>> begin Material for this exercise

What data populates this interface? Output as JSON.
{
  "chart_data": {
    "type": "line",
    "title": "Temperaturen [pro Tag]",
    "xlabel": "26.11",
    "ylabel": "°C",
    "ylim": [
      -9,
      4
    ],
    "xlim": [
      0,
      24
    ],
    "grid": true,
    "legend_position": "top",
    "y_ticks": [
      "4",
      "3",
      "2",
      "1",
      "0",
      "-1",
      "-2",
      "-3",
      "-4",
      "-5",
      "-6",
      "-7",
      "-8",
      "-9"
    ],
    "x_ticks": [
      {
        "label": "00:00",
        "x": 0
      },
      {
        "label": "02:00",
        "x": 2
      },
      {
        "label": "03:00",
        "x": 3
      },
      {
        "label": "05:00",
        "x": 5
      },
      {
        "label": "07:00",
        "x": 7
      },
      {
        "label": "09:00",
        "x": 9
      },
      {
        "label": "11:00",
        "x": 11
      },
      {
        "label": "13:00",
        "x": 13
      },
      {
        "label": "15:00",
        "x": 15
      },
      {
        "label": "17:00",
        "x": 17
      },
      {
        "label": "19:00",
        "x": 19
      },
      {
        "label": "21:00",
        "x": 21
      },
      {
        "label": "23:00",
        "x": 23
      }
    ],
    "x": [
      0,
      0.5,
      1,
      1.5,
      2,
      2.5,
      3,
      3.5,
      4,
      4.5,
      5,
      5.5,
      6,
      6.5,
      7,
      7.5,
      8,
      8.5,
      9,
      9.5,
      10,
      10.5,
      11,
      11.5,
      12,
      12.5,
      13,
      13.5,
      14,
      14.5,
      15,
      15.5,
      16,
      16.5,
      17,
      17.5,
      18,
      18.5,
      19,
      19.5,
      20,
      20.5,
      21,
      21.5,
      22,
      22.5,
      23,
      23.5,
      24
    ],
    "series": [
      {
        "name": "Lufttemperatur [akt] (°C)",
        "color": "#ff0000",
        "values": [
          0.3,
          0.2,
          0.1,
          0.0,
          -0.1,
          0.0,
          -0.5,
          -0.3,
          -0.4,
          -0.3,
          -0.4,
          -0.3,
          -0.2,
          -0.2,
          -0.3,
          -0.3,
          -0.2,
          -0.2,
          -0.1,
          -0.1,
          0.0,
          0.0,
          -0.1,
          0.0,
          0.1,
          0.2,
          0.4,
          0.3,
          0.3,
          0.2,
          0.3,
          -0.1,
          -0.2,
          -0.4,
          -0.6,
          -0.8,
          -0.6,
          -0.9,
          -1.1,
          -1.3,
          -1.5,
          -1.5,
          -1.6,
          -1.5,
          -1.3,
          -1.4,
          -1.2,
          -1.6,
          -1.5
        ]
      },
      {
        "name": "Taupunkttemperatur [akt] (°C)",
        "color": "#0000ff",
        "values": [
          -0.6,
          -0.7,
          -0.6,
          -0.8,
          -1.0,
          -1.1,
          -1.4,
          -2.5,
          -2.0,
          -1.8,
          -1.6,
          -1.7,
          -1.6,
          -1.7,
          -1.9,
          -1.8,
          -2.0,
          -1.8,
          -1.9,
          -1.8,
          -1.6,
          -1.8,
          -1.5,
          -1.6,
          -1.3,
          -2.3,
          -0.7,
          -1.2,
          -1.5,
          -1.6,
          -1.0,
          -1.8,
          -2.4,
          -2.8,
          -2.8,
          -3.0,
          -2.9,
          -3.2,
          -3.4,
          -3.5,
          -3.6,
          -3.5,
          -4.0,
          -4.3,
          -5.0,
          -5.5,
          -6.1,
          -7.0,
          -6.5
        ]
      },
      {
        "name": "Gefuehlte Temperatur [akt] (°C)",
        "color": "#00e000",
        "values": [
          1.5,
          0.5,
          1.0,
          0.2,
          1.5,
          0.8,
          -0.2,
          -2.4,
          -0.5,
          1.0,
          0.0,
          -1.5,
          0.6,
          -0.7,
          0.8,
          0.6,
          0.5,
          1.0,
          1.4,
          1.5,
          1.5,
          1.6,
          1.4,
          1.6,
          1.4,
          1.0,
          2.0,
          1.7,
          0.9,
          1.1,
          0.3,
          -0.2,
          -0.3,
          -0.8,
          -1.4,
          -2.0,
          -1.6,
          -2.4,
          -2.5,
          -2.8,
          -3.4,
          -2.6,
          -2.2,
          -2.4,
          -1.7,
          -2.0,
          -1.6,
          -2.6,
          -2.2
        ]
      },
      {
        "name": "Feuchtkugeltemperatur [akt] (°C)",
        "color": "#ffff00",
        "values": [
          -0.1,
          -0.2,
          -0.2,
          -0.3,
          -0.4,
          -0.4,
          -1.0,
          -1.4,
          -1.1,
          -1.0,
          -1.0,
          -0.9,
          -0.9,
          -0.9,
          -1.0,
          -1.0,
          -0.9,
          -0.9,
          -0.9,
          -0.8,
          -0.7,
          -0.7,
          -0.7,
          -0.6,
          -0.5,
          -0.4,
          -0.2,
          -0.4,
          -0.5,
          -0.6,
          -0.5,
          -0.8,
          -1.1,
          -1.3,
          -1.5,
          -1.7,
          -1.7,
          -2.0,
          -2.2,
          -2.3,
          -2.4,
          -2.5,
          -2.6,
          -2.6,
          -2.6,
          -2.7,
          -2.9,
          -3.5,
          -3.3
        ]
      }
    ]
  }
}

>> end Material for this exercise

▸ **Exercise**:
The entries above must be returned in full, exactly as shown.

▸ **Complete response**:
What data populates this interface? Output as JSON.
{
  "chart_data": {
    "type": "line",
    "title": "Temperaturen [pro Tag]",
    "xlabel": "26.11",
    "ylabel": "°C",
    "ylim": [
      -9,
      4
    ],
    "xlim": [
      0,
      24
    ],
    "grid": true,
    "legend_position": "top",
    "y_ticks": [
      "4",
      "3",
      "2",
      "1",
      "0",
      "-1",
      "-2",
      "-3",
      "-4",
      "-5",
      "-6",
      "-7",
      "-8",
      "-9"
    ],
    "x_ticks": [
      {
        "label": "00:00",
        "x": 0
      },
      {
        "label": "02:00",
        "x": 2
      },
      {
        "label": "03:00",
        "x": 3
      },
      {
        "label": "05:00",
        "x": 5
      },
      {
        "label": "07:00",
        "x": 7
      },
      {
        "label": "09:00",
        "x": 9
      },
      {
        "label": "11:00",
        "x": 11
      },
      {
        "label": "13:00",
        "x": 13
      },
      {
        "label": "15:00",
        "x": 15
      },
      {
        "label": "17:00",
        "x": 17
      },
      {
        "label": "19:00",
        "x": 19
      },
      {
        "label": "21:00",
        "x": 21
      },
      {
        "label": "23:00",
        "x": 23
      }
    ],
    "x": [
      0,
      0.5,
      1,
      1.5,
      2,
      2.5,
      3,
      3.5,
      4,
      4.5,
      5,
      5.5,
      6,
      6.5,
      7,
      7.5,
      8,
      8.5,
      9,
      9.5,
      10,
      10.5,
      11,
      11.5,
      12,
      12.5,
      13,
      13.5,
      14,
      14.5,
      15,
      15.5,
      16,
      16.5,
      17,
      17.5,
      18,
      18.5,
      19,
      19.5,
      20,
      20.5,
      21,
      21.5,
      22,
      22.5,
      23,
      23.5,
      24
    ],
    "series": [
      {
        "name": "Lufttemperatur [akt] (°C)",
        "color": "#ff0000",
        "values": [
          0.3,
          0.2,
          0.1,
          0.0,
          -0.1,
          0.0,
          -0.5,
          -0.3,
          -0.4,
          -0.3,
          -0.4,
          -0.3,
          -0.2,
          -0.2,
          -0.3,
          -0.3,
          -0.2,
          -0.2,
          -0.1,
          -0.1,
          0.0,
          0.0,
          -0.1,
          0.0,
          0.1,
          0.2,
          0.4,
          0.3,
          0.3,
          0.2,
          0.3,
          -0.1,
          -0.2,
          -0.4,
          -0.6,
          -0.8,
          -0.6,
          -0.9,
          -1.1,
          -1.3,
          -1.5,
          -1.5,
          -1.6,
          -1.5,
          -1.3,
          -1.4,
          -1.2,
          -1.6,
          -1.5
        ]
      },
      {
        "name": "Taupunkttemperatur [akt] (°C)",
        "color": "#0000ff",
        "values": [
          -0.6,
          -0.7,
          -0.6,
          -0.8,
          -1.0,
          -1.1,
          -1.4,
          -2.5,
          -2.0,
          -1.8,
          -1.6,
          -1.7,
          -1.6,
          -1.7,
          -1.9,
          -1.8,
          -2.0,
          -1.8,
          -1.9,
          -1.8,
          -1.6,
          -1.8,
          -1.5,
          -1.6,
          -1.3,
          -2.3,
          -0.7,
          -1.2,
          -1.5,
          -1.6,
          -1.0,
          -1.8,
          -2.4,
          -2.8,
          -2.8,
          -3.0,
          -2.9,
          -3.2,
          -3.4,
          -3.5,
          -3.6,
          -3.5,
          -4.0,
          -4.3,
          -5.0,
          -5.5,
          -6.1,
          -7.0,
          -6.5
        ]
      },
      {
        "name": "Gefuehlte Temperatur [akt] (°C)",
        "color": "#00e000",
        "values": [
          1.5,
          0.5,
          1.0,
          0.2,
          1.5,
          0.8,
          -0.2,
          -2.4,
          -0.5,
          1.0,
          0.0,
          -1.5,
          0.6,
          -0.7,
          0.8,
          0.6,
          0.5,
          1.0,
          1.4,
          1.5,
          1.5,
          1.6,
          1.4,
          1.6,
          1.4,
          1.0,
          2.0,
          1.7,
          0.9,
          1.1,
          0.3,
          -0.2,
          -0.3,
          -0.8,
          -1.4,
          -2.0,
          -1.6,
          -2.4,
          -2.5,
          -2.8,
          -3.4,
          -2.6,
          -2.2,
          -2.4,
          -1.7,
          -2.0,
          -1.6,
          -2.6,
          -2.2
        ]
      },
      {
        "name": "Feuchtkugeltemperatur [akt] (°C)",
        "color": "#ffff00",
        "values": [
          -0.1,
          -0.2,
          -0.2,
          -0.3,
          -0.4,
          -0.4,
          -1.0,
          -1.4,
          -1.1,
          -1.0,
          -1.0,
          -0.9,
          -0.9,
          -0.9,
          -1.0,
          -1.0,
          -0.9,
          -0.9,
          -0.9,
          -0.8,
          -0.7,
          -0.7,
          -0.7,
          -0.6,
          -0.5,
          -0.4,
          -0.2,
          -0.4,
          -0.5,
          -0.6,
          -0.5,
          -0.8,
          -1.1,
          -1.3,
          -1.5,
          -1.7,
          -1.7,
          -2.0,
          -2.2,
          -2.3,
          -2.4,
          -2.5,
          -2.6,
          -2.6,
          -2.6,
          -2.7,
          -2.9,
          -3.5,
          -3.3
        ]
      }
    ]
  }
}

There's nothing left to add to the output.